-- start --

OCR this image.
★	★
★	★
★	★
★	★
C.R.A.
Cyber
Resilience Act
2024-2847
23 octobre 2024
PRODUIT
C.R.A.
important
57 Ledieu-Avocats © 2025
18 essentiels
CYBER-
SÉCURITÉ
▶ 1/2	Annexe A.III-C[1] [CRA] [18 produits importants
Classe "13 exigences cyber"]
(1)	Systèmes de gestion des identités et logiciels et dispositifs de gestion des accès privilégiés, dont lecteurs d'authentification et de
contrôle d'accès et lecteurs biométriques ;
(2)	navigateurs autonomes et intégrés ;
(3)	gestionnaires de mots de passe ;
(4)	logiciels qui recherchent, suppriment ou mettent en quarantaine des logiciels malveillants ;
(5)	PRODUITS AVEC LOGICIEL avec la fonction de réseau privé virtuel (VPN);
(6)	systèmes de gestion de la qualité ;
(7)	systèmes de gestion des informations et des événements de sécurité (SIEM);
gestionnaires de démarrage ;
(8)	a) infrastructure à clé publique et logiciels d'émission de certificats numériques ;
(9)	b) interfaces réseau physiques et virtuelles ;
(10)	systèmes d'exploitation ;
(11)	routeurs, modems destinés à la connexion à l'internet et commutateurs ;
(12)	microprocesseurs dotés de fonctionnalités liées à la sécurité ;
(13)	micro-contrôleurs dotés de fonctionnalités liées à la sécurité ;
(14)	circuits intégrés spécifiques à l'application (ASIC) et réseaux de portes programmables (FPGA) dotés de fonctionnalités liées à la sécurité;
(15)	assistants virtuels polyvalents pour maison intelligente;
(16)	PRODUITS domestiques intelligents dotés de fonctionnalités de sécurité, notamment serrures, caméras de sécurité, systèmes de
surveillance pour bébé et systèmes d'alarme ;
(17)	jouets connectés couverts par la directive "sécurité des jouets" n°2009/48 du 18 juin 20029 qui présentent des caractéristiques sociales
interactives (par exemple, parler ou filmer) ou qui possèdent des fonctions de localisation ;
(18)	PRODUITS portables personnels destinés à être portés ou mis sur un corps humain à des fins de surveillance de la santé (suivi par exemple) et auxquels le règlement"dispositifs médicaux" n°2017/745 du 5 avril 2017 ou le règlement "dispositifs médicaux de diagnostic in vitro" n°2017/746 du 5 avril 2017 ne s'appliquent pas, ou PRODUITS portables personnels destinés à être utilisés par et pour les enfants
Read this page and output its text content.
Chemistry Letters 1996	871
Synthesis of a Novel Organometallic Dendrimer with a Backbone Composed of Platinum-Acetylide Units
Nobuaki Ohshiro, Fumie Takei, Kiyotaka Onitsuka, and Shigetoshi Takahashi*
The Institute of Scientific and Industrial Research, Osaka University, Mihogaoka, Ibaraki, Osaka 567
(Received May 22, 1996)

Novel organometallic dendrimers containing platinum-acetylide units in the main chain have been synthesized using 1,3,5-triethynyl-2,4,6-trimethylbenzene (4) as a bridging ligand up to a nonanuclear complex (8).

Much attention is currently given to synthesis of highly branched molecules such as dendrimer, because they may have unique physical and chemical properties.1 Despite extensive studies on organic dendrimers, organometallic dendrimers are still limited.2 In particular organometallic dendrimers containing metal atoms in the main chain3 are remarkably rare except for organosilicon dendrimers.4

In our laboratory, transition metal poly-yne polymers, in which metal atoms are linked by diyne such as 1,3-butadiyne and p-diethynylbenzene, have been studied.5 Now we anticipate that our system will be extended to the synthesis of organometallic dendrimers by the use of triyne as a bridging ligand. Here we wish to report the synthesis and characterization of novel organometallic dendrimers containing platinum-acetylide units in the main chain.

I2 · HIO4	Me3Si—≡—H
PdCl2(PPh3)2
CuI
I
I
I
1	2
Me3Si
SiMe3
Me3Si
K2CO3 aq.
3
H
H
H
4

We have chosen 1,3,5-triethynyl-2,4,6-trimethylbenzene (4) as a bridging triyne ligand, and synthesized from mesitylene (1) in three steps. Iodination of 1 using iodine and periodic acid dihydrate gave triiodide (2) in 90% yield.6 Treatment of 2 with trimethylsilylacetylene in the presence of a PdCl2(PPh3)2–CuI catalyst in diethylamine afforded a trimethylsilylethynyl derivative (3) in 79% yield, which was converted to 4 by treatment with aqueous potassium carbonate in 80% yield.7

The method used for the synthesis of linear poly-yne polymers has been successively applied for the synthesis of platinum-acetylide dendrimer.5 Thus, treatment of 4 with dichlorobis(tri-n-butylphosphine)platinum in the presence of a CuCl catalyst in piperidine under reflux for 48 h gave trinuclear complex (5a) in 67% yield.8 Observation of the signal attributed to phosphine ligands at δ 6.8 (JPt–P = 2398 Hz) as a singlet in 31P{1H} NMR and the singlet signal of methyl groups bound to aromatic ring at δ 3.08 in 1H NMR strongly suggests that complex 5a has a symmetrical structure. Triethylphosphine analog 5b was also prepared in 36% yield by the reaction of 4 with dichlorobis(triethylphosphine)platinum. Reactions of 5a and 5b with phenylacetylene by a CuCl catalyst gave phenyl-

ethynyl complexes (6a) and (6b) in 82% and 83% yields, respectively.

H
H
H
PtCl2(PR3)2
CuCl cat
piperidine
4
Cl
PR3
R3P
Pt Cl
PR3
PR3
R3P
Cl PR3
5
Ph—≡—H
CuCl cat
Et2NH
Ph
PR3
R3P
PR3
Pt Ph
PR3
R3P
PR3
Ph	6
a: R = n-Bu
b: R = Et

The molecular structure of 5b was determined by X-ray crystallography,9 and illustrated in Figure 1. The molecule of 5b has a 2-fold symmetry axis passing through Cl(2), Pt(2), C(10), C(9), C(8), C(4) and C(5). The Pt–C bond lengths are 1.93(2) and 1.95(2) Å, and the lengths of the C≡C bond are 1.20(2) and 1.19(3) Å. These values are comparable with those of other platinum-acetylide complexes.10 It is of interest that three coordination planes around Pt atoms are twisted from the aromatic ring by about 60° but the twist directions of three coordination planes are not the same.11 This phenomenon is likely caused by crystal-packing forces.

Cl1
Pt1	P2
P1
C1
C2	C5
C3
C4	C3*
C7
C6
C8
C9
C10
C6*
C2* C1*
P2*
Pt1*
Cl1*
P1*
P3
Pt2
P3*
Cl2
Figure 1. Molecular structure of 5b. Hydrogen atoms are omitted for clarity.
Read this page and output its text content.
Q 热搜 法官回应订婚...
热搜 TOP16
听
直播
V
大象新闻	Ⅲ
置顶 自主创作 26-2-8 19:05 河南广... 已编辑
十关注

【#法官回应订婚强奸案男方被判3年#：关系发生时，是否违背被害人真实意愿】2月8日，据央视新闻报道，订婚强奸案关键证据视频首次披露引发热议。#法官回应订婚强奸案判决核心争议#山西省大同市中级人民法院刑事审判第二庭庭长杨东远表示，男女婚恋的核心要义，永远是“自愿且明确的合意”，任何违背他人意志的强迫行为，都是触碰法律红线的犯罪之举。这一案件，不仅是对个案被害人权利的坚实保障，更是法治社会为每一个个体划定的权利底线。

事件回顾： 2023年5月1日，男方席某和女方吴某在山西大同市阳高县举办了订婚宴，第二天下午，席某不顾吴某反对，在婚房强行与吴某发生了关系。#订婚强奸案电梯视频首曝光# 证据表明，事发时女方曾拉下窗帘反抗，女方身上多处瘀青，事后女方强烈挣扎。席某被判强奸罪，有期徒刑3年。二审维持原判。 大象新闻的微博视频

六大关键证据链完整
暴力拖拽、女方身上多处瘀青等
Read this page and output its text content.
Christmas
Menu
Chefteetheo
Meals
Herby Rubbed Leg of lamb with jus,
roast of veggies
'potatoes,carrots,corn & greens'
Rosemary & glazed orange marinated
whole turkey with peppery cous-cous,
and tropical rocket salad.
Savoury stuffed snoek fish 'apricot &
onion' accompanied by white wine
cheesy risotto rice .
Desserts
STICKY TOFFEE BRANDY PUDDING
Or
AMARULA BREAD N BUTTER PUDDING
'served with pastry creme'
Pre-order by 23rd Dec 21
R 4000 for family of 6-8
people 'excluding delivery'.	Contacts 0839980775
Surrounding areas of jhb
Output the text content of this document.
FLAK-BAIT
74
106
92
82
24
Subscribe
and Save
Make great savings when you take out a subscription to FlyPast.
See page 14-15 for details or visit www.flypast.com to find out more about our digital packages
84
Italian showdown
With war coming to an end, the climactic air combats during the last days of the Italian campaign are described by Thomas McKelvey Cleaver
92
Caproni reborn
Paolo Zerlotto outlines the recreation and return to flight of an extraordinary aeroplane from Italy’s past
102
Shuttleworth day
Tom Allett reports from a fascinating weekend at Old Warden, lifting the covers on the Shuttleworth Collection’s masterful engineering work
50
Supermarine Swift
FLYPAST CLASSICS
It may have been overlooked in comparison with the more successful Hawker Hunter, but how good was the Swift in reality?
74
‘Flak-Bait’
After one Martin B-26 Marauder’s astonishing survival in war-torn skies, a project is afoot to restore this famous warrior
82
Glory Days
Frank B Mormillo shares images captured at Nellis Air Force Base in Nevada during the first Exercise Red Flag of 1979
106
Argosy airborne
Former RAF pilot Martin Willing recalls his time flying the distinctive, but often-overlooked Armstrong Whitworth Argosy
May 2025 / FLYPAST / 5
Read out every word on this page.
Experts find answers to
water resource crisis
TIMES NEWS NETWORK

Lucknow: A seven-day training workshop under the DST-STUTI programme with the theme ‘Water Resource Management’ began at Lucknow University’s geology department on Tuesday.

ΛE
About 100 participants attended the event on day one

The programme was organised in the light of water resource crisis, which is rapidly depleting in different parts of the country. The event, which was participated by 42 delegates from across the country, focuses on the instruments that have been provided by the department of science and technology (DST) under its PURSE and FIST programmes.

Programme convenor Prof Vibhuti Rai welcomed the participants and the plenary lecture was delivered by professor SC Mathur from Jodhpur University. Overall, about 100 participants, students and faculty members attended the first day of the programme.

-- end --

STATED EXERCISE –
The lines above form a set of records; determine how many of them contain the string "accès" and give that number alone.

WORKED ANSWER –
2